- TASK BRIEF -
A single number is the answer here: how many lines of the entries contain "dark"?
--- start of SUPPLIED MATERIAL ---
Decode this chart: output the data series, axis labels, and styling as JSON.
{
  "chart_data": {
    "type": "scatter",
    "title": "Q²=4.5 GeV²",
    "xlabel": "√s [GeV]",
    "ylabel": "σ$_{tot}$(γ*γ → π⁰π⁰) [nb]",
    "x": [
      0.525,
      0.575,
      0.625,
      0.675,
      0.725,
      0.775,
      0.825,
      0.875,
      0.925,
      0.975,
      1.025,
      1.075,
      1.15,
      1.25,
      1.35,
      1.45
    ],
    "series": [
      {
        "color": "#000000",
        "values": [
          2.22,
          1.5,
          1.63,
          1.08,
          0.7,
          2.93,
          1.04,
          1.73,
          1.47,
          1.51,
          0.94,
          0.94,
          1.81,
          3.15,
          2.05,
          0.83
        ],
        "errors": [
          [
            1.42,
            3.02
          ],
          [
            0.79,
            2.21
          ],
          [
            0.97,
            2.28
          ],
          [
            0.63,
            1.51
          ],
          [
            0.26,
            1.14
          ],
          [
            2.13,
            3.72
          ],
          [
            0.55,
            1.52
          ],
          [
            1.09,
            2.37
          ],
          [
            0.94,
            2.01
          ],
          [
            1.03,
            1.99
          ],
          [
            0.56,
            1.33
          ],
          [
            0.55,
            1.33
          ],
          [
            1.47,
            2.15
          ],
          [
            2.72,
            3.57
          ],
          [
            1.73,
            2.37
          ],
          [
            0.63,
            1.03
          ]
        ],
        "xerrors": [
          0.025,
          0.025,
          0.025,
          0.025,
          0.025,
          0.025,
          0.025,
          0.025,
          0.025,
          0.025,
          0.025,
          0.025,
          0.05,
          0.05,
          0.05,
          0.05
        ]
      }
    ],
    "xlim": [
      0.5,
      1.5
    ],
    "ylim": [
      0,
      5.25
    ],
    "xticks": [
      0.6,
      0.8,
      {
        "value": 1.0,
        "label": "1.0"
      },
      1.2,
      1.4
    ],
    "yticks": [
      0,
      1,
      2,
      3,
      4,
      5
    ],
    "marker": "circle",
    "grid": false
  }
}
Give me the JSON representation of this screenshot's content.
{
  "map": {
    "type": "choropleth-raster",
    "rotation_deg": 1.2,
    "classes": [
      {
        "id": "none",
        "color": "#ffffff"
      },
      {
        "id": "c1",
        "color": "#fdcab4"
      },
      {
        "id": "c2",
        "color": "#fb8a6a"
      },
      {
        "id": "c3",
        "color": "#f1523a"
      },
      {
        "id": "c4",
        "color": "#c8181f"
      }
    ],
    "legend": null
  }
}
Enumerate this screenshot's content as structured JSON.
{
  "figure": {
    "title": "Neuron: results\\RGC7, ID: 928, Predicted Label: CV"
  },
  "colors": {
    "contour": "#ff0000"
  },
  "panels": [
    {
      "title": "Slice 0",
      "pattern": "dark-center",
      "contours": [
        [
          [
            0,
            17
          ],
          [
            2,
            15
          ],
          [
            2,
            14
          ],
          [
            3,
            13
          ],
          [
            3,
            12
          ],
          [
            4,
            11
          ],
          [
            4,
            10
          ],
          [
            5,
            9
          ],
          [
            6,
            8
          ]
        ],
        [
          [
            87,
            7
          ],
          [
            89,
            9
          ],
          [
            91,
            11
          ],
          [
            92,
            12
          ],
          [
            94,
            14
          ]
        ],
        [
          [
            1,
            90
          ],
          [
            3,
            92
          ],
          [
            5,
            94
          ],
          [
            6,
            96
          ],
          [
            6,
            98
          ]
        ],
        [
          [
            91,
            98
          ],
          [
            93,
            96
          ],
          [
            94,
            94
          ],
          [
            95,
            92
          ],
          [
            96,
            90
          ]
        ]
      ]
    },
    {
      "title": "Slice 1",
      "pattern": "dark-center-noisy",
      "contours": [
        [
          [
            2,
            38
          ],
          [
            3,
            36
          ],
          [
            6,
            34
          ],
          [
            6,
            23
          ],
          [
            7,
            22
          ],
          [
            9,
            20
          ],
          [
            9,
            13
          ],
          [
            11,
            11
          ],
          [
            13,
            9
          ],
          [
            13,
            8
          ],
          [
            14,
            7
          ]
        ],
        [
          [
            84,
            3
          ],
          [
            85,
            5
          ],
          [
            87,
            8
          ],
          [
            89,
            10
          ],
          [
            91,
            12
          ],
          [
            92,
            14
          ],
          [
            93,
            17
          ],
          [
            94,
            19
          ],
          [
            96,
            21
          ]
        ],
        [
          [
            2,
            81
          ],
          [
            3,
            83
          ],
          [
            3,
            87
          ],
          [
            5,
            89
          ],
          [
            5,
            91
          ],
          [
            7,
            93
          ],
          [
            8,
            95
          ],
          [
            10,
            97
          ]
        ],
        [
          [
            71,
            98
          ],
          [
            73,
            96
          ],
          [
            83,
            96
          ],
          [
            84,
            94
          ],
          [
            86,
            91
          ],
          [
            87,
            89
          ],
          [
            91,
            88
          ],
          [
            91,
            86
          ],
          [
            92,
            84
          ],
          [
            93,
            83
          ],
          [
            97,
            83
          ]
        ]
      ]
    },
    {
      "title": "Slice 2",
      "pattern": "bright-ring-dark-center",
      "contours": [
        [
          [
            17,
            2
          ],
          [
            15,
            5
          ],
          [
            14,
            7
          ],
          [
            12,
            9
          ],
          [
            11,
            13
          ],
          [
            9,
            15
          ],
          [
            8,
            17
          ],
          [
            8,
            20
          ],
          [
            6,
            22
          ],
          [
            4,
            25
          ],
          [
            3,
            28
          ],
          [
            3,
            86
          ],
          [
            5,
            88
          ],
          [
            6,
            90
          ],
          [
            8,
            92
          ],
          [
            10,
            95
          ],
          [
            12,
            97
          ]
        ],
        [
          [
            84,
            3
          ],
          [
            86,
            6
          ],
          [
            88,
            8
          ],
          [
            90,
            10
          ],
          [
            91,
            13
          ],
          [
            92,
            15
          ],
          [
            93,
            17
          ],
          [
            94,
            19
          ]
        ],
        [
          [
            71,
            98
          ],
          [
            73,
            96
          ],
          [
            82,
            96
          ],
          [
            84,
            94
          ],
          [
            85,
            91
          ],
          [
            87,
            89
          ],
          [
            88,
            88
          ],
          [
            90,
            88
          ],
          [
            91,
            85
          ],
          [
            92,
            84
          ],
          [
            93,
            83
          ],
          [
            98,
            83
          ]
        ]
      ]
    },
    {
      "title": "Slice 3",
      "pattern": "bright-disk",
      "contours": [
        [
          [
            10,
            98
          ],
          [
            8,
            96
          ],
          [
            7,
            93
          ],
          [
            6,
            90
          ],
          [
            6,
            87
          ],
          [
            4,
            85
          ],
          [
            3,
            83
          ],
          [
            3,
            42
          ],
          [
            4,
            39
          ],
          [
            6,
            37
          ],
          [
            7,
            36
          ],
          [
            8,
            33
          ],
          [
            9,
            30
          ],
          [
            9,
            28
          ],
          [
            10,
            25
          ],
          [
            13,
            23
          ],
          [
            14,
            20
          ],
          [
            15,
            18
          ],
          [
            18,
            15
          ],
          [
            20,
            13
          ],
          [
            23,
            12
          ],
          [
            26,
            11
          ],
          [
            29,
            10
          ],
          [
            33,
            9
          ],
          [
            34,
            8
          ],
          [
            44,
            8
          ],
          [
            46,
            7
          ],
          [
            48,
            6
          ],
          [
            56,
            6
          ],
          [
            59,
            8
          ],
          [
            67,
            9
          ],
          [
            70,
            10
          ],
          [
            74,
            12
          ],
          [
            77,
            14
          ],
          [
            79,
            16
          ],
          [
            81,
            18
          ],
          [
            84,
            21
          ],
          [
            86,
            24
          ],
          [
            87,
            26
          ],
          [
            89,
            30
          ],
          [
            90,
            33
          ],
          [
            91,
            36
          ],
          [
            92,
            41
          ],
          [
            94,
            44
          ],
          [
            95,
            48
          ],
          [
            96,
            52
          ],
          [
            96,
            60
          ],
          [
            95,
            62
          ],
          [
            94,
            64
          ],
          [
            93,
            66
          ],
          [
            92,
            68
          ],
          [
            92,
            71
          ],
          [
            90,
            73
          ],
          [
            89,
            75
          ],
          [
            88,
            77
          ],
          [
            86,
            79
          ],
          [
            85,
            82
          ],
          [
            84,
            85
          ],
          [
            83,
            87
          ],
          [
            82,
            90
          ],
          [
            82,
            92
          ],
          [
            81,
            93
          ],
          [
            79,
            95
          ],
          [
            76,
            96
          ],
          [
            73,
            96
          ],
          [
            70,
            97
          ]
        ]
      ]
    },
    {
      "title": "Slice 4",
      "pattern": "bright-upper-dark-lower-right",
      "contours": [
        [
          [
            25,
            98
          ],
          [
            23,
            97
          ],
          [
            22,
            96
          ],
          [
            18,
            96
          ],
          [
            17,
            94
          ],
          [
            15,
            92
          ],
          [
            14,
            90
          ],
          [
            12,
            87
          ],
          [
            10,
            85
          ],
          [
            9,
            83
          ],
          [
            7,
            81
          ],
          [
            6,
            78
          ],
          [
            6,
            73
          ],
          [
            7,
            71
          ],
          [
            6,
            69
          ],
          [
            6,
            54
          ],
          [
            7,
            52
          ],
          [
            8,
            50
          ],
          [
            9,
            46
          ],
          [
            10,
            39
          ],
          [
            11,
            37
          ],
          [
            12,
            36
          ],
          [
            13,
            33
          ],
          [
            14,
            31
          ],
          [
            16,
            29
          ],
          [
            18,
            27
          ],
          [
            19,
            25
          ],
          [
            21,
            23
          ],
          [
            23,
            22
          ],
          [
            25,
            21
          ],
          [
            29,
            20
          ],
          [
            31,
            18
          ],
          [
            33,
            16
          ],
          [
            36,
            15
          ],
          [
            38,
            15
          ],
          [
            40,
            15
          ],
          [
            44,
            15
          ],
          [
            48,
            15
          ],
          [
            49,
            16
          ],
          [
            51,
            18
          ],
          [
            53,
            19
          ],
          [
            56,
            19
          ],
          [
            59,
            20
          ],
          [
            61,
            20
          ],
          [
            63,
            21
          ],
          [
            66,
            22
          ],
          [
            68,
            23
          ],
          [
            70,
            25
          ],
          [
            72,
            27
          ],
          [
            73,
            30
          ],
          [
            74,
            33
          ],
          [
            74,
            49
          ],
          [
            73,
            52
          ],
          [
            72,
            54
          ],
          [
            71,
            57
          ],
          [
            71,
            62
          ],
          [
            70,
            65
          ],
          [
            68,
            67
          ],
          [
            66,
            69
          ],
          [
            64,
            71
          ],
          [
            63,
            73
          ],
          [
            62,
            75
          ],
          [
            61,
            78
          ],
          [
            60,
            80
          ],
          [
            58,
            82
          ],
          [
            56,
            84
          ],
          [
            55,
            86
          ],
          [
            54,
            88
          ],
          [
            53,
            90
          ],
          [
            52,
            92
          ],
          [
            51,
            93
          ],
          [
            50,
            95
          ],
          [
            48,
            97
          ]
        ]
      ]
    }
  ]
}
--- end of SUPPLIED MATERIAL ---
- SOLUTION TO THIS TASK -
4